*REQUIREMENT 1*.
Which mutations in the gastric H+,K+-ATPase abstract below decreased SCH28080 affinity, and by how much did each decrease it?
*REQUIREMENT 2*.
In the gastric H+,K+-ATPase abstract below, which cells does the double transfection expression system use?

Effects of Mutations in M4 of the Gastric H+,K+-ATPase on Inhibition Kinetics of SCH28080

The effects of site-directed mutagenesis were used to explore the role of residues in M4 on the apparent K i of a selective, K+-competitive inhibitor of the gastric H+,K+ ATPase, SCH28080. A double transfection expression system is described, utilizing HEK293 cells and separate plasmids encoding the α and β subunits of the H+,K+-ATPase. The wild-type enzyme gave specific activity (micromoles of Pi per hour per milligram of expressed H+,K+-ATPase protein), apparent K m for ammonium (a K+ surrogate), and apparent K i for SCH28080 equal to the H+,K+-ATPase purified from hog gastric mucosa. Amino acids in the M4 transmembrane segment of the α subunit were selected from, and substituted with, the nonconserved residues in M4 of the Na+,K+-ATPase, which is insensitive to SCH28080. Most of the mutations produced competent enzyme with similar K m,app values for NH4 + and K i,app for SCH28080. SCH28080 affinity was decreased 2-fold in M330V and 9-fold in both M334I and V337I without significant effect on K m,app. Hence methionine 334 and valine 337 participate in binding but are not part of the NH4 + site. Methionine 330 may be at the periphery of the inhibitor site, which must have minimum dimensions of ∼16 × 8 × 5 Å and be accessible from the lumen in the E2-P conformation. Multiple sequence alignments place the membrane surface near arginine 328, suggesting that the side chains of methionine 334 and valine 337, on one side of the M4 helix, project into a binding cavity within the membrane domain.

*DATA LISTING*.
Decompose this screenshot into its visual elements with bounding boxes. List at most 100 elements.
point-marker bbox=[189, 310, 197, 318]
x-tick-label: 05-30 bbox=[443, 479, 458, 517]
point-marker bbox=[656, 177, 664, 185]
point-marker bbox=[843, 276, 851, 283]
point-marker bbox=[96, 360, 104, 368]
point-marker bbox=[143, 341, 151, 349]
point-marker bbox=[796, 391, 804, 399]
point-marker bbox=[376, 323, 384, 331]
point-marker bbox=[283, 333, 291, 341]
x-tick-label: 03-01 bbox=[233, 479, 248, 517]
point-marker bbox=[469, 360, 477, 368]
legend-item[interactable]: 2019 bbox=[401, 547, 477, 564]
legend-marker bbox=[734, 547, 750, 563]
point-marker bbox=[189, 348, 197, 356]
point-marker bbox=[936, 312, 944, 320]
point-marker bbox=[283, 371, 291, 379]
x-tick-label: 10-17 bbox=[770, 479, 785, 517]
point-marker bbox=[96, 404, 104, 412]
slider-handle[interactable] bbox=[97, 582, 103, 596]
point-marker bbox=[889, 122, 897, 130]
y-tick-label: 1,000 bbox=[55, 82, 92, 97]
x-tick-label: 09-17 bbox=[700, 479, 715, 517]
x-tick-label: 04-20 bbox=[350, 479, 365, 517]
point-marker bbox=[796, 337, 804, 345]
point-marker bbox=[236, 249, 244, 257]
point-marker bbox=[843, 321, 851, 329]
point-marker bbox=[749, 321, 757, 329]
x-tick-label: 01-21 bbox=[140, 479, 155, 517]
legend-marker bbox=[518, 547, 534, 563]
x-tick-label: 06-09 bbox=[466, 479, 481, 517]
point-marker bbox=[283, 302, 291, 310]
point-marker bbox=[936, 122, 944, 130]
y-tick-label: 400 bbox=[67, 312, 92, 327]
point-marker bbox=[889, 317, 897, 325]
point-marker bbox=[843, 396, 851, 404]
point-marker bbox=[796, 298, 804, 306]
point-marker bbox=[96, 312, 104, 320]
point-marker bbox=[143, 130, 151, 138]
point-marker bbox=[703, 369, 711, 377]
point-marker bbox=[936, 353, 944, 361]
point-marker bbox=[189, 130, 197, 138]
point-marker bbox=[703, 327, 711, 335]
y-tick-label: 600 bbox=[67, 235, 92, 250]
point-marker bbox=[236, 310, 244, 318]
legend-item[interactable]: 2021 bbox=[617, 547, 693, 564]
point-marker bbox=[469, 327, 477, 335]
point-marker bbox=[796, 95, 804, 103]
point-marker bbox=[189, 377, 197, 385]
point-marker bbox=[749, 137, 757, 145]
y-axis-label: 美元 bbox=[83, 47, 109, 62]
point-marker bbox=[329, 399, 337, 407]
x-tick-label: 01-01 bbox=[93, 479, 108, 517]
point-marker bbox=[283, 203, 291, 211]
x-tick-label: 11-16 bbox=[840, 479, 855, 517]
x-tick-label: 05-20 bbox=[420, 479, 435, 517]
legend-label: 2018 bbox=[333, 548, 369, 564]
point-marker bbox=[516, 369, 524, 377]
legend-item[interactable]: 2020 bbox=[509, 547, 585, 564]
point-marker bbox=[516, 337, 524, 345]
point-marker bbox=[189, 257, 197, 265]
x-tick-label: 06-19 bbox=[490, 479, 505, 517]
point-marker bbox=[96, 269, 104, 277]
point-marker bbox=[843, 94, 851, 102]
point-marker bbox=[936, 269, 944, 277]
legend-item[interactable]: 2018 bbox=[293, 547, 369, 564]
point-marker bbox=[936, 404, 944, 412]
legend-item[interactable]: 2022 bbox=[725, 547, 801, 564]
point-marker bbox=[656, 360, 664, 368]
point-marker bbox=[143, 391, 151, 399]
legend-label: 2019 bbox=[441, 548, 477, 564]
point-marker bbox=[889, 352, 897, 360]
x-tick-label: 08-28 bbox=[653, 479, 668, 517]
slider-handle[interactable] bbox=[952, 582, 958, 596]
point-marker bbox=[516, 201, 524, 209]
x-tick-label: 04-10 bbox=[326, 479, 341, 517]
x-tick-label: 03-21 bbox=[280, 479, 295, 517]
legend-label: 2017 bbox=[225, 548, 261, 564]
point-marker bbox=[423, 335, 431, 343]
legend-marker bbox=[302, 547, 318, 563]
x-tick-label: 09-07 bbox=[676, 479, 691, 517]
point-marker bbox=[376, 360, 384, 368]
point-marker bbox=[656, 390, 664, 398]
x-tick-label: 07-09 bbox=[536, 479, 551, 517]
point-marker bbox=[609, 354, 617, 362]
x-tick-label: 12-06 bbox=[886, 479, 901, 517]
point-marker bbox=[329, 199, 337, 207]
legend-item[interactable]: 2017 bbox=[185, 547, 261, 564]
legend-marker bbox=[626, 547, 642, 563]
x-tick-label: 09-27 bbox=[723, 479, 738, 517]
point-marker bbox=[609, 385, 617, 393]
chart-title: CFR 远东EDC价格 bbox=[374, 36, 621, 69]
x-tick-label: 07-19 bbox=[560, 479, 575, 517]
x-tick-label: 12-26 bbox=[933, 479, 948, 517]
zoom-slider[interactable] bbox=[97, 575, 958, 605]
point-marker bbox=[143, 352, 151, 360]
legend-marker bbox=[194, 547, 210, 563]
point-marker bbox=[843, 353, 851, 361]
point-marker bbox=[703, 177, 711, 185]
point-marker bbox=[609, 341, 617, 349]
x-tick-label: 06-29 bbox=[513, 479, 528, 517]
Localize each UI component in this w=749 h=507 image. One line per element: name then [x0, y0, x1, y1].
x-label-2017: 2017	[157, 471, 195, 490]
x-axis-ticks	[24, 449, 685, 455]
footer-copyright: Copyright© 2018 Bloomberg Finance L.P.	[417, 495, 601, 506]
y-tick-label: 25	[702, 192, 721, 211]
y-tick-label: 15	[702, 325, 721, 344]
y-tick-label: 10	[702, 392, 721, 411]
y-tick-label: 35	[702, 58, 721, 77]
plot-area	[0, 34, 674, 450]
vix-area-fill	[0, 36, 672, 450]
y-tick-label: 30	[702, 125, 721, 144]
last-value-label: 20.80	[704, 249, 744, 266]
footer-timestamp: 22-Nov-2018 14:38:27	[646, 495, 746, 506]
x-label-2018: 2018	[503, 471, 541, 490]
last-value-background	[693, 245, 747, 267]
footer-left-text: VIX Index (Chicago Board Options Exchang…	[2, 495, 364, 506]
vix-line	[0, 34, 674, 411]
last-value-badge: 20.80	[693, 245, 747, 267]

*FINAL ANSWER 1*.
- M330V: 2-fold
- M334I: 9-fold
- V337I: 9-fold

*FINAL ANSWER 2*.
HEK293 cells.